## Problem
Write out the data below in full. Keep it exact.

[Chart and figure data]
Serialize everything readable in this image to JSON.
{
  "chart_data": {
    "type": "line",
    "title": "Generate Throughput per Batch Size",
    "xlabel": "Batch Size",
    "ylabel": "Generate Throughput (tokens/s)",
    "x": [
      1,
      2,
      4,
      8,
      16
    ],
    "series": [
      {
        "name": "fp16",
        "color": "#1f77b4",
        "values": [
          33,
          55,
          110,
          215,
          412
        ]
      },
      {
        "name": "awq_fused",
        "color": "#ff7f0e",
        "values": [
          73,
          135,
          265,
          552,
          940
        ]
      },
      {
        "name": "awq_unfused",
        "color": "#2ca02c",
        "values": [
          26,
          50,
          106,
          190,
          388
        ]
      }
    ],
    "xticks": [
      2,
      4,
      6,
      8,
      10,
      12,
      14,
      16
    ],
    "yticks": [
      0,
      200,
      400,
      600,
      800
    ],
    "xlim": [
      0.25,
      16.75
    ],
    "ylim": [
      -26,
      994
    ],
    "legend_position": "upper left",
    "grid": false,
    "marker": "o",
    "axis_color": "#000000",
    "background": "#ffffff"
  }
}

## Exercise solution
Serialize everything readable in this image to JSON.
{
  "chart_data": {
    "type": "line",
    "title": "Generate Throughput per Batch Size",
    "xlabel": "Batch Size",
    "ylabel": "Generate Throughput (tokens/s)",
    "x": [
      1,
      2,
      4,
      8,
      16
    ],
    "series": [
      {
        "name": "fp16",
        "color": "#1f77b4",
        "values": [
          33,
          55,
          110,
          215,
          412
        ]
      },
      {
        "name": "awq_fused",
        "color": "#ff7f0e",
        "values": [
          73,
          135,
          265,
          552,
          940
        ]
      },
      {
        "name": "awq_unfused",
        "color": "#2ca02c",
        "values": [
          26,
          50,
          106,
          190,
          388
        ]
      }
    ],
    "xticks": [
      2,
      4,
      6,
      8,
      10,
      12,
      14,
      16
    ],
    "yticks": [
      0,
      200,
      400,
      600,
      800
    ],
    "xlim": [
      0.25,
      16.75
    ],
    "ylim": [
      -26,
      994
    ],
    "legend_position": "upper left",
    "grid": false,
    "marker": "o",
    "axis_color": "#000000",
    "background": "#ffffff"
  }
}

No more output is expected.